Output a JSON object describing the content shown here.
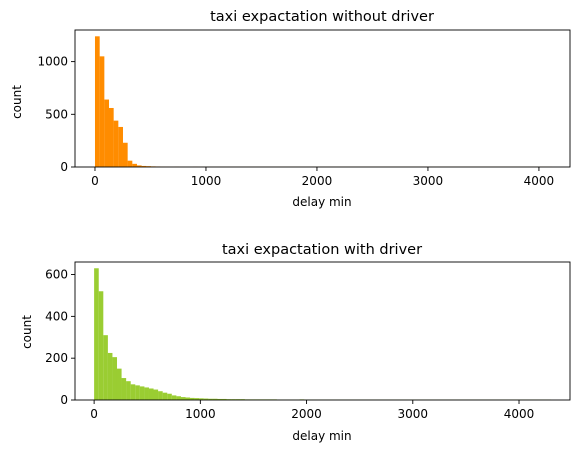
{
  "chart_data": [
    {
      "type": "bar",
      "title": "taxi expactation without driver",
      "xlabel": "delay min",
      "ylabel": "count",
      "xlim": [
        -180,
        4280
      ],
      "ylim": [
        0,
        1300
      ],
      "xticks": [
        0,
        1000,
        2000,
        3000,
        4000
      ],
      "yticks": [
        0,
        500,
        1000
      ],
      "color": "#ff8c00",
      "bin_width": 42,
      "bin_start": 0,
      "values": [
        1240,
        1050,
        640,
        560,
        440,
        380,
        230,
        60,
        30,
        15,
        10,
        8,
        6,
        5,
        4,
        3,
        2,
        3,
        2,
        2,
        2,
        3,
        2,
        2,
        2,
        2,
        2,
        2,
        2,
        2,
        2,
        2,
        2,
        2,
        2,
        2,
        2,
        2,
        2,
        2,
        2,
        2,
        2,
        2,
        2,
        2,
        2,
        2,
        2,
        2,
        2,
        2,
        2,
        2,
        2,
        2,
        2,
        2,
        2,
        2,
        2,
        2,
        2,
        2,
        2,
        2,
        2,
        2,
        2,
        2,
        2,
        2,
        2,
        2,
        2,
        2,
        2,
        2,
        2,
        2,
        2,
        2,
        2,
        2,
        2,
        2,
        2,
        2,
        2,
        2,
        2,
        2,
        2,
        2,
        2,
        2,
        2,
        2
      ],
      "grid": false
    },
    {
      "type": "bar",
      "title": "taxi expactation with driver",
      "xlabel": "delay min",
      "ylabel": "count",
      "xlim": [
        -180,
        4480
      ],
      "ylim": [
        0,
        660
      ],
      "xticks": [
        0,
        1000,
        2000,
        3000,
        4000
      ],
      "yticks": [
        0,
        200,
        400,
        600
      ],
      "color": "#9acd32",
      "bin_width": 43,
      "bin_start": 0,
      "values": [
        630,
        520,
        310,
        225,
        205,
        150,
        105,
        90,
        75,
        70,
        65,
        60,
        55,
        50,
        42,
        35,
        30,
        22,
        18,
        14,
        12,
        10,
        9,
        8,
        7,
        6,
        6,
        5,
        5,
        4,
        4,
        4,
        4,
        3,
        3,
        3,
        3,
        3,
        3,
        3,
        2,
        2,
        2,
        2,
        2,
        3,
        2,
        2,
        2,
        2,
        2,
        2,
        2,
        2,
        2,
        2,
        2,
        2,
        2,
        2,
        2,
        2,
        2,
        2,
        2,
        2,
        2,
        2,
        2,
        2,
        2,
        2,
        2,
        2,
        2,
        2,
        2,
        2,
        2,
        2,
        2,
        2,
        2,
        2,
        2,
        2,
        2,
        2,
        2,
        2,
        2,
        2,
        2,
        2,
        2,
        2,
        2,
        2,
        2,
        2
      ],
      "grid": false
    }
  ]
}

— Requirement —
Each entry must be retyped word for word, with every image omitted.

— Answer to this exercise —
Output a JSON object describing the content shown here.
{
  "chart_data": [
    {
      "type": "bar",
      "title": "taxi expactation without driver",
      "xlabel": "delay min",
      "ylabel": "count",
      "xlim": [
        -180,
        4280
      ],
      "ylim": [
        0,
        1300
      ],
      "xticks": [
        0,
        1000,
        2000,
        3000,
        4000
      ],
      "yticks": [
        0,
        500,
        1000
      ],
      "color": "#ff8c00",
      "bin_width": 42,
      "bin_start": 0,
      "values": [
        1240,
        1050,
        640,
        560,
        440,
        380,
        230,
        60,
        30,
        15,
        10,
        8,
        6,
        5,
        4,
        3,
        2,
        3,
        2,
        2,
        2,
        3,
        2,
        2,
        2,
        2,
        2,
        2,
        2,
        2,
        2,
        2,
        2,
        2,
        2,
        2,
        2,
        2,
        2,
        2,
        2,
        2,
        2,
        2,
        2,
        2,
        2,
        2,
        2,
        2,
        2,
        2,
        2,
        2,
        2,
        2,
        2,
        2,
        2,
        2,
        2,
        2,
        2,
        2,
        2,
        2,
        2,
        2,
        2,
        2,
        2,
        2,
        2,
        2,
        2,
        2,
        2,
        2,
        2,
        2,
        2,
        2,
        2,
        2,
        2,
        2,
        2,
        2,
        2,
        2,
        2,
        2,
        2,
        2,
        2,
        2,
        2,
        2
      ],
      "grid": false
    },
    {
      "type": "bar",
      "title": "taxi expactation with driver",
      "xlabel": "delay min",
      "ylabel": "count",
      "xlim": [
        -180,
        4480
      ],
      "ylim": [
        0,
        660
      ],
      "xticks": [
        0,
        1000,
        2000,
        3000,
        4000
      ],
      "yticks": [
        0,
        200,
        400,
        600
      ],
      "color": "#9acd32",
      "bin_width": 43,
      "bin_start": 0,
      "values": [
        630,
        520,
        310,
        225,
        205,
        150,
        105,
        90,
        75,
        70,
        65,
        60,
        55,
        50,
        42,
        35,
        30,
        22,
        18,
        14,
        12,
        10,
        9,
        8,
        7,
        6,
        6,
        5,
        5,
        4,
        4,
        4,
        4,
        3,
        3,
        3,
        3,
        3,
        3,
        3,
        2,
        2,
        2,
        2,
        2,
        3,
        2,
        2,
        2,
        2,
        2,
        2,
        2,
        2,
        2,
        2,
        2,
        2,
        2,
        2,
        2,
        2,
        2,
        2,
        2,
        2,
        2,
        2,
        2,
        2,
        2,
        2,
        2,
        2,
        2,
        2,
        2,
        2,
        2,
        2,
        2,
        2,
        2,
        2,
        2,
        2,
        2,
        2,
        2,
        2,
        2,
        2,
        2,
        2,
        2,
        2,
        2,
        2,
        2,
        2
      ],
      "grid": false
    }
  ]
}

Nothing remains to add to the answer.